▶ _WHAT IS EXPECTED_:
Could you copy everything in the post on migrating to DynamoDB below, from "In this blog" down to "high-scale database operations."?

▶ _SELECTED EXTRACT_:
** Start **
How to determine if Amazon DynamoDB is appropriate for your needs, and then plan your migration
AWS CTO Werner Vogels often jokes that AWS is in the business of “pain management for enterprises,” which gets to the root of many of the IT challenges AWS customers face. Simply asking “Where can we provide customers the most benefit?” often results in a discussion of databases and related license costs, performance and scalability management, and the cost of specialized database administrator labor. A fully managed NoSQL database service such as Amazon DynamoDB can address these challenges and provide many benefits.
In this blog post, I explain how to evaluate DynamoDB as a potential database service for your application, and then explain how to plan your migration to DynamoDB, including best practices.
At AWS, we believe in database freedom. We encourage you to evaluate and choose the right database for the type of data, access model, and scalability that you require. We also believe that your developers and system administrators should be free to build and operate their applications while leaving the operations management to AWS. This is particularly important for high-scale database operations.
** End **
▶ _PROVIDED RECORDS_:
** Start **
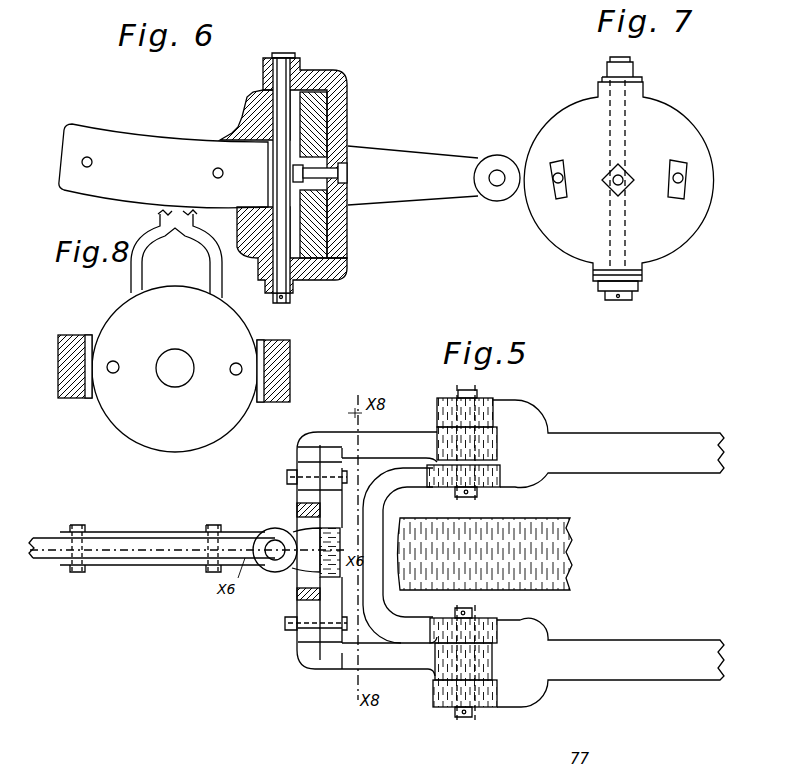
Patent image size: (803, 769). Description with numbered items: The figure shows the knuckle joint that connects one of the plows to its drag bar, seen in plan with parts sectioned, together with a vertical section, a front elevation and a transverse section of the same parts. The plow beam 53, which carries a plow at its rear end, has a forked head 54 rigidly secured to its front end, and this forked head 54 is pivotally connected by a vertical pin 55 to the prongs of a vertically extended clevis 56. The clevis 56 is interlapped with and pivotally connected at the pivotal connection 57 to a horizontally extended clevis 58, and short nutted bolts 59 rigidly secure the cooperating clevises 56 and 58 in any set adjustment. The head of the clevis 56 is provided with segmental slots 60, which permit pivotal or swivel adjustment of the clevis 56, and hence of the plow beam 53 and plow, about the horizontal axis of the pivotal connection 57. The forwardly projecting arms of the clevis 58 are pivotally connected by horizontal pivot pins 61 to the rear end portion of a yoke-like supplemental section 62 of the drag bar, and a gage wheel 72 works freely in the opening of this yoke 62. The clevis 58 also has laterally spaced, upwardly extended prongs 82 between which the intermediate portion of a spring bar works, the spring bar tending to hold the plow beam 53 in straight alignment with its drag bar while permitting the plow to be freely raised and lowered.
** End **
** Start **
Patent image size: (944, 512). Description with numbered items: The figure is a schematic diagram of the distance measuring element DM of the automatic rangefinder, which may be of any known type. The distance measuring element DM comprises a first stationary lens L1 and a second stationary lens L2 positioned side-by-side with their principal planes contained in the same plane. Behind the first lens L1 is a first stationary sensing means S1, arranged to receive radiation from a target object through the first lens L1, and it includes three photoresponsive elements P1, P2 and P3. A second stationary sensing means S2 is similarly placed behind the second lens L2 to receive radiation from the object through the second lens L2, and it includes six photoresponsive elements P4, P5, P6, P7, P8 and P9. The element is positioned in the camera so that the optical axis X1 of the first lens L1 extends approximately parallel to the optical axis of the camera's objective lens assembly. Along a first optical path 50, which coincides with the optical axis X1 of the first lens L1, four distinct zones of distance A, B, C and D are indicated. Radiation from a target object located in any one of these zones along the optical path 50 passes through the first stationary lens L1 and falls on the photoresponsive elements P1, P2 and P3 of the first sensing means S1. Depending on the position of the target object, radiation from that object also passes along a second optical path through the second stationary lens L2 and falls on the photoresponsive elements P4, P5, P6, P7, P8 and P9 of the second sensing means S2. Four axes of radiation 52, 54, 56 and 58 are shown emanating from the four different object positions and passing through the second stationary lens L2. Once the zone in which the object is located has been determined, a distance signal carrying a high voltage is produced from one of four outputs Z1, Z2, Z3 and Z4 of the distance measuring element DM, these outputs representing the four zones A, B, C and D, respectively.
** End **
▶ _PROBLEM SOLUTION_:
In this blog post, I explain how to evaluate DynamoDB as a potential database service for your application, and then explain how to plan your migration to DynamoDB, including best practices.
At AWS, we believe in database freedom. We encourage you to evaluate and choose the right database for the type of data, access model, and scalability that you require. We also believe that your developers and system administrators should be free to build and operate their applications while leaving the operations management to AWS. This is particularly important for high-scale database operations.